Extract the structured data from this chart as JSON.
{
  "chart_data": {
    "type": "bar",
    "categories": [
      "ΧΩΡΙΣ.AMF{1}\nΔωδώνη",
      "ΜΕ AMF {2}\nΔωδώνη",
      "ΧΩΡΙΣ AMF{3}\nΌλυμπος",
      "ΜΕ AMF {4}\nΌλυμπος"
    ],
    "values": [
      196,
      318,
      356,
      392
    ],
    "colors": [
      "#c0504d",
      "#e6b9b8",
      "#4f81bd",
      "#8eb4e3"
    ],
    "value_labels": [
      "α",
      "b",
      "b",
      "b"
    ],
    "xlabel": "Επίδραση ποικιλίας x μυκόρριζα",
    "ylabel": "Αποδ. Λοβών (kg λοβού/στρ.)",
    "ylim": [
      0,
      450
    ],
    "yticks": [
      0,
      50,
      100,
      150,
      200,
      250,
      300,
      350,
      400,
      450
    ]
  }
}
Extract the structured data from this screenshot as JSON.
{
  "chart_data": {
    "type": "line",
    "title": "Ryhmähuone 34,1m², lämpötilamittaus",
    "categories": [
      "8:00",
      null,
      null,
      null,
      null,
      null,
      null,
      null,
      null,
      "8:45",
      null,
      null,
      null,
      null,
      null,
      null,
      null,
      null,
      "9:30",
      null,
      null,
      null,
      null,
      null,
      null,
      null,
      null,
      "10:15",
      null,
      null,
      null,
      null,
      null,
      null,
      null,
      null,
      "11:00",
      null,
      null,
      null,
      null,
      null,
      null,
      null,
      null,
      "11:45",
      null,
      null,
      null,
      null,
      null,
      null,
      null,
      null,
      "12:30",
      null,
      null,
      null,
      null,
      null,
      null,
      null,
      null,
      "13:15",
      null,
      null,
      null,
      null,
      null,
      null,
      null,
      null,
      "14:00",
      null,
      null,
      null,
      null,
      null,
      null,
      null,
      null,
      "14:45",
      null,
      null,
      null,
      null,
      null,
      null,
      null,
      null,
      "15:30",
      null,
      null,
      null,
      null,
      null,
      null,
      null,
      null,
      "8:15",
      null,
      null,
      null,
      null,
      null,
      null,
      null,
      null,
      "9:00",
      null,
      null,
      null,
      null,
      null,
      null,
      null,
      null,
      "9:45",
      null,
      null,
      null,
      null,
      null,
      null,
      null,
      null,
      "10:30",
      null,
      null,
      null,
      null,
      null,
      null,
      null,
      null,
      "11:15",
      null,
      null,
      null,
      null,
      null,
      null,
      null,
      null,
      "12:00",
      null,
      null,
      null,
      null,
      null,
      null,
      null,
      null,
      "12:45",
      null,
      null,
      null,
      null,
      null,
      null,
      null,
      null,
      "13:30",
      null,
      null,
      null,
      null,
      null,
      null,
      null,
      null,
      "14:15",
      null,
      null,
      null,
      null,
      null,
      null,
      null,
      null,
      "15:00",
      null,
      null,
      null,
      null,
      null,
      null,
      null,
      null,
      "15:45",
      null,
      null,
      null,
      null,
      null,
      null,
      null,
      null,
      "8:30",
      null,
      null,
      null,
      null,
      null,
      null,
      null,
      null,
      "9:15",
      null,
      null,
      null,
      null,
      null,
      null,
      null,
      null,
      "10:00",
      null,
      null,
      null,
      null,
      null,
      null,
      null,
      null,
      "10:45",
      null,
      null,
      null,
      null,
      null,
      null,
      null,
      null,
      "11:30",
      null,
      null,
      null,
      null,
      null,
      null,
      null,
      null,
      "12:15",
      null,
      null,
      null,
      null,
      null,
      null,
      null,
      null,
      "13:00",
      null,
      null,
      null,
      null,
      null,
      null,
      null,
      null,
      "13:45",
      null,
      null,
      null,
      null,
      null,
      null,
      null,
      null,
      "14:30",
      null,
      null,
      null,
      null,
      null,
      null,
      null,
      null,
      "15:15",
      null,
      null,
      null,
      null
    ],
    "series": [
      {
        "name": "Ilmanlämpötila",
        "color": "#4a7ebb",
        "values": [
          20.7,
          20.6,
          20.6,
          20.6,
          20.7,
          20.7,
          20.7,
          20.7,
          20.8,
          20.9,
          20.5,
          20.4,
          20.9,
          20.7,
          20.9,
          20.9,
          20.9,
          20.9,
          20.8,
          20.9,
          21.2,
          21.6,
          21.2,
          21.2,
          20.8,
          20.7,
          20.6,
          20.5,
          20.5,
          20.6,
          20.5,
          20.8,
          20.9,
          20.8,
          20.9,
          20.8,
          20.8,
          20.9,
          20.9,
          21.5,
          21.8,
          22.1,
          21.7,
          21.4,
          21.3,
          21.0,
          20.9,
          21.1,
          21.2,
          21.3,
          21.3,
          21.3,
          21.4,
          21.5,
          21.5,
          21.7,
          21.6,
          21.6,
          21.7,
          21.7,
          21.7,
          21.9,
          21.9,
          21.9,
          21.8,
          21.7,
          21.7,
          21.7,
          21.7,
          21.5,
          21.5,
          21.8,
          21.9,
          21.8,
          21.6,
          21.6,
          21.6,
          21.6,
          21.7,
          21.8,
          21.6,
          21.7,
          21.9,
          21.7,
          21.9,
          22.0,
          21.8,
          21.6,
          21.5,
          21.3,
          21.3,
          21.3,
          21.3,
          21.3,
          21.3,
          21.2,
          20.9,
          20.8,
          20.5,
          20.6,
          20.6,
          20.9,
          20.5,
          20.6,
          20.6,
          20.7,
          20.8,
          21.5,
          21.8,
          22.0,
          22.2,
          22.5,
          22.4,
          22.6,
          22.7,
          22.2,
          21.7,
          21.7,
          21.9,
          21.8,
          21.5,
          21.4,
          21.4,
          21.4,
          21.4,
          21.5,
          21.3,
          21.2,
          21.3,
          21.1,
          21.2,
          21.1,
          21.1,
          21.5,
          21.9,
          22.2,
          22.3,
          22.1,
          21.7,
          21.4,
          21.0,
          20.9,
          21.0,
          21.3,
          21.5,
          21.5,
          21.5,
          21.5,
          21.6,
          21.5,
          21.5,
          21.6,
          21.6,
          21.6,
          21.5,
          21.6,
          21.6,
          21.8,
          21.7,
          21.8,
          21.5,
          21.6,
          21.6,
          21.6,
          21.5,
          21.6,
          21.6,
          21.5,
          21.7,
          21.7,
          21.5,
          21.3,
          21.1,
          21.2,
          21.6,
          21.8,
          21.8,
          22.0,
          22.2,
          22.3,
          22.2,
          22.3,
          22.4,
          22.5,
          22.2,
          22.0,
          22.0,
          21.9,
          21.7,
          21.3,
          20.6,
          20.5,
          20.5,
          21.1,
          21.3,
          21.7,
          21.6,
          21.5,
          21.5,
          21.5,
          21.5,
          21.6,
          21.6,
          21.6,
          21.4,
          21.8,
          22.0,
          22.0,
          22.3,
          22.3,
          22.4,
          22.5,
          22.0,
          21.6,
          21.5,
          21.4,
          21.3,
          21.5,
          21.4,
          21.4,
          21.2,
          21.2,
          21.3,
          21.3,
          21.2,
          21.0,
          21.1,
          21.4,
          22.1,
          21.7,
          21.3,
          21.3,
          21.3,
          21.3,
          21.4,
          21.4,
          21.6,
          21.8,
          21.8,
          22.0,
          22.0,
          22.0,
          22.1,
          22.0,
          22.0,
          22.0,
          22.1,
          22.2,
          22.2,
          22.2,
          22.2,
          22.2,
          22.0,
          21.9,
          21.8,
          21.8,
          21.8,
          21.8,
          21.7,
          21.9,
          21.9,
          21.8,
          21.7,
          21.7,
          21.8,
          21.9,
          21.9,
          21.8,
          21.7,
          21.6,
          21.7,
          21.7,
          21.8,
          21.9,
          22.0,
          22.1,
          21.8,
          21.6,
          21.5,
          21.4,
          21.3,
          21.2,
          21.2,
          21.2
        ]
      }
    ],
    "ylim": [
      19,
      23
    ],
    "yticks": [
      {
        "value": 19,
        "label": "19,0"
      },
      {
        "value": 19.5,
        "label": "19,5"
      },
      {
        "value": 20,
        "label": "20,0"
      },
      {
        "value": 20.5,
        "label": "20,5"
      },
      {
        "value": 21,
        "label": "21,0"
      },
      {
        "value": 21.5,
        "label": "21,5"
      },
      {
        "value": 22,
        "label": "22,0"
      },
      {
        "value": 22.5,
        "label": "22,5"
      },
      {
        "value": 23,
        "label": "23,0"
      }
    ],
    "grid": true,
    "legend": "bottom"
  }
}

-=-=-

## Directions
Check each line above for the string "structured" and show the ones that have it.

## Expected answer
Extract the structured data from this chart as JSON.
Extract the structured data from this screenshot as JSON.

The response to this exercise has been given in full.